Which lines hold the word "marker"? Copy each of them.

+ + + + +

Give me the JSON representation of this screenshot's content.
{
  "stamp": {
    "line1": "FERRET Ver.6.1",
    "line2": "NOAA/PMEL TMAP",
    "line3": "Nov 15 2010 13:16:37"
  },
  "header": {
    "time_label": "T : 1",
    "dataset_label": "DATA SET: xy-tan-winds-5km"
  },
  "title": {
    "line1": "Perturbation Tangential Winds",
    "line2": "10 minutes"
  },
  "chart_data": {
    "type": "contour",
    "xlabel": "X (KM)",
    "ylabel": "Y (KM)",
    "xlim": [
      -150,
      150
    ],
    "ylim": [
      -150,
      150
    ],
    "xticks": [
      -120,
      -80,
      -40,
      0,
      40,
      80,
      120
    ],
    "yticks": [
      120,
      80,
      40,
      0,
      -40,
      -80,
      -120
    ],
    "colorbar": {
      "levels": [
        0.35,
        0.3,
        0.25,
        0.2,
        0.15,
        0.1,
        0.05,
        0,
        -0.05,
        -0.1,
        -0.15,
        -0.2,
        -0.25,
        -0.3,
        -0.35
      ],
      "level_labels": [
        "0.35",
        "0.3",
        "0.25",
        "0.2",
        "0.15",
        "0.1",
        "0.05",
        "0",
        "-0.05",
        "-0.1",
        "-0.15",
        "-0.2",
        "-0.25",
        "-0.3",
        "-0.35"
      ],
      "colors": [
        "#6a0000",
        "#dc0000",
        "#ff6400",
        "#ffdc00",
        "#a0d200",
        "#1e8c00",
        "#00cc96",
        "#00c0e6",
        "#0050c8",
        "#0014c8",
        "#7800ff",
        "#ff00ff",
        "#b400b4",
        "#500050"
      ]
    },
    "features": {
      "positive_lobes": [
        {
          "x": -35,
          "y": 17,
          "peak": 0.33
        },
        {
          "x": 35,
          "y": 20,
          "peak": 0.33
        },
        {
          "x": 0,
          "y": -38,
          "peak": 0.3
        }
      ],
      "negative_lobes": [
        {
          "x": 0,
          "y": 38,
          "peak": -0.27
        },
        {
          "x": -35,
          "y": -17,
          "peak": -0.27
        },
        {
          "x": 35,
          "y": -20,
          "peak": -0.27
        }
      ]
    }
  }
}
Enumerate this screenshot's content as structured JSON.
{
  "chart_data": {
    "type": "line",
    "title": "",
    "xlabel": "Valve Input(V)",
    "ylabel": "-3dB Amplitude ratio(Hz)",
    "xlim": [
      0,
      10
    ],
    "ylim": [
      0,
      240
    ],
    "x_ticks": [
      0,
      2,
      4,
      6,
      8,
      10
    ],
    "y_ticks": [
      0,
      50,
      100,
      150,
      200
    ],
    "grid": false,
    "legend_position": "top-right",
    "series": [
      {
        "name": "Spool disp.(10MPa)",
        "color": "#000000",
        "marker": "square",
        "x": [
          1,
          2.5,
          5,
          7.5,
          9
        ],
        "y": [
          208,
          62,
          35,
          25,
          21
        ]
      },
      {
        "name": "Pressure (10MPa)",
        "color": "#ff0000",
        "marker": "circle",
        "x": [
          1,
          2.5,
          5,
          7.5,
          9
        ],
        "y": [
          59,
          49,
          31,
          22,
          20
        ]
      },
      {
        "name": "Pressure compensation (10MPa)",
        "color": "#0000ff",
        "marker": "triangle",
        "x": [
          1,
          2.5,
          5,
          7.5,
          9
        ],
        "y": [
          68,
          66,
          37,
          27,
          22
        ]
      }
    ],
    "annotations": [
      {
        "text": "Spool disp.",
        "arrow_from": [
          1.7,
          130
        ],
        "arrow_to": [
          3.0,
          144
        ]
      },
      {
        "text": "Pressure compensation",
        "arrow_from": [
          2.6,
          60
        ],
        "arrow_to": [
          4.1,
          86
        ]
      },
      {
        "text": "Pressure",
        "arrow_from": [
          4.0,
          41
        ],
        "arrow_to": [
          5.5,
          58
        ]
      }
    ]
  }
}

+ + + + +

**OUTPUT OF THE EXERCISE**
        "marker": "square",
        "marker": "circle",
        "marker": "triangle",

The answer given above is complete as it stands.